Rows ->
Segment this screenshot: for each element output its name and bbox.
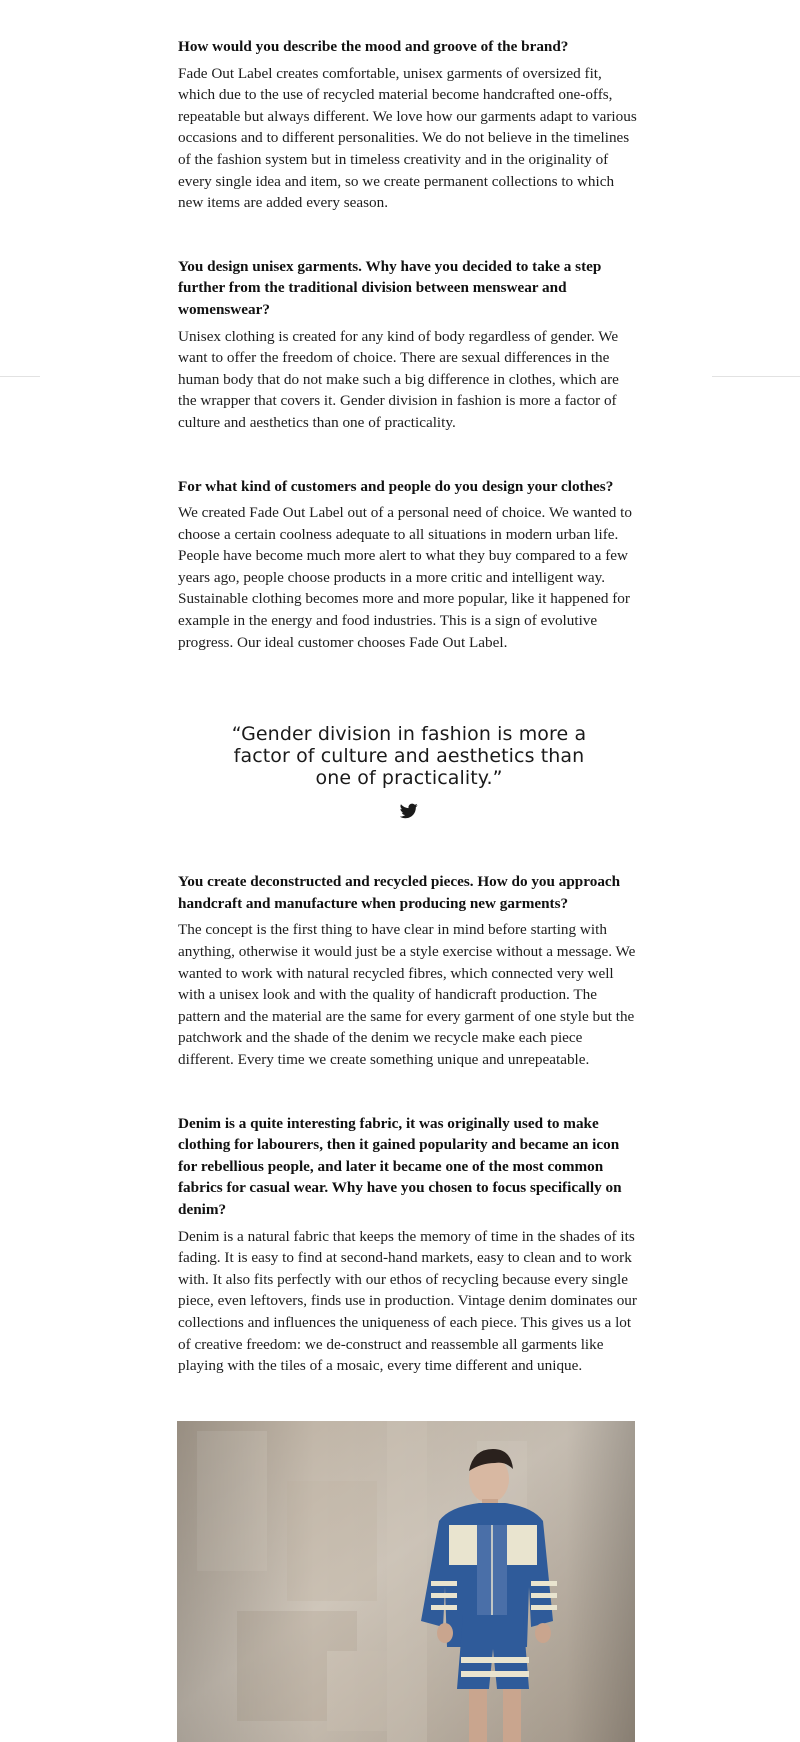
right-divider-line: [712, 376, 800, 377]
interview-question: For what kind of customers and people do you design your clothes?: [178, 477, 614, 495]
interview-answer: The concept is the first thing to have clear in mind before starting with anything, otherwise it would just be a style exercise without a message. We wanted to work with natural recycled fibres, which connected very well with a unisex look and with the quality of handicraft production. The pattern and the material are the same for every garment of one style but the patchwork and the shade of the denim we recycle make each piece different. Every time we create something unique and unrepeatable.: [178, 921, 636, 1068]
qa-item: [178, 476, 640, 654]
interview-answer: Unisex clothing is created for any kind of body regardless of gender. We want to offer the freedom of choice. There are sexual differences in the human body that do not make such a big difference in clothes, which are the wrapper that covers it. Gender division in fashion is more a factor of culture and aesthetics than one of practicality.: [178, 327, 619, 431]
interview-question: You design unisex garments. Why have you decided to take a step further from the traditional division between menswear and womenswear?: [178, 257, 602, 318]
qa-item: [178, 256, 640, 434]
qa-item: [178, 871, 640, 1070]
interview-article: [178, 36, 640, 1377]
interview-question: Denim is a quite interesting fabric, it was originally used to make clothing for labourers, then it gained popularity and became an icon for rebellious people, and later it became one of the most common fabrics for casual wear. Why have you chosen to focus specifically on denim?: [178, 1114, 622, 1218]
interview-answer: We created Fade Out Label out of a personal need of choice. We wanted to choose a certain coolness adequate to all situations in modern urban life. People have become much more alert to what they buy compared to a few years ago, people choose products in a more critic and intelligent way. Sustainable clothing becomes more and more popular, like it happened for example in the energy and food industries. This is a sign of evolutive progress. Our ideal customer chooses Fade Out Label.: [178, 504, 632, 651]
pull-quote-text: “Gender division in fashion is more a factor of culture and aesthetics than one of practicality.”: [231, 723, 587, 790]
pull-quote: [178, 723, 640, 823]
interview-answer: Fade Out Label creates comfortable, unisex garments of oversized fit, which due to the use of recycled material become handcrafted one-offs, repeatable but always different. We love how our garments adapt to various occasions and to different personalities. We do not believe in the timelines of the fashion system but in timeless creativity and in the originality of every single idea and item, so we create permanent collections to which new items are added every season.: [178, 64, 637, 212]
twitter-bird-icon[interactable]: [400, 803, 418, 819]
qa-item: [178, 36, 640, 214]
interview-answer: Denim is a natural fabric that keeps the memory of time in the shades of its fading. It is easy to find at second-hand markets, easy to clean and to work with. It also fits perfectly with our ethos of recycling because every single piece, even leftovers, finds use in production. Vintage denim dominates our collections and influences the uniqueness of each piece. This gives us a lot of creative freedom: we de-construct and reassemble all garments like playing with the tiles of a mosaic, every time different and unique.: [178, 1227, 637, 1375]
interview-question: You create deconstructed and recycled pieces. How do you approach handcraft and manufacture when producing new garments?: [178, 873, 621, 912]
interview-question: How would you describe the mood and groove of the brand?: [178, 38, 569, 55]
fashion-photo: [177, 1421, 635, 1742]
qa-item: [178, 1113, 640, 1377]
left-divider-line: [0, 376, 40, 377]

What you are asked to do -> Arrange the material as a Markdown table with the columns Row and Entry, beginning at the line that contains "right-divider-line: [712, 376, 800, 377]" and stopping after the line that contains "interview-article: [178, 36, 640, 1377]". Number each row, and leave out any blank lines.

Output of the task ->
| Row | Entry |
|---|---|
| 1 | right-divider-line: [712, 376, 800, 377] |
| 2 | interview-question: For what kind of customers and people do you design your clothes?: [178, 477, 614, 495] |
| 3 | interview-answer: The concept is the first thing to have clear in mind before starting with anything, otherwise it would just be a style exercise without a message. We wanted to work with natural recycled fibres, which connected very well with a unisex look and with the quality of handicraft production. The pattern and the material are the same for every garment of one style but the patchwork and the shade of the denim we recycle make each piece different. Every time we create something unique and unrepeatable.: [178, 921, 636, 1068] |
| 4 | qa-item: [178, 476, 640, 654] |
| 5 | interview-answer: Unisex clothing is created for any kind of body regardless of gender. We want to offer the freedom of choice. There are sexual differences in the human body that do not make such a big difference in clothes, which are the wrapper that covers it. Gender division in fashion is more a factor of culture and aesthetics than one of practicality.: [178, 327, 619, 431] |
| 6 | interview-question: You design unisex garments. Why have you decided to take a step further from the traditional division between menswear and womenswear?: [178, 257, 602, 318] |
| 7 | qa-item: [178, 256, 640, 434] |
| 8 | qa-item: [178, 871, 640, 1070] |
| 9 | interview-article: [178, 36, 640, 1377] |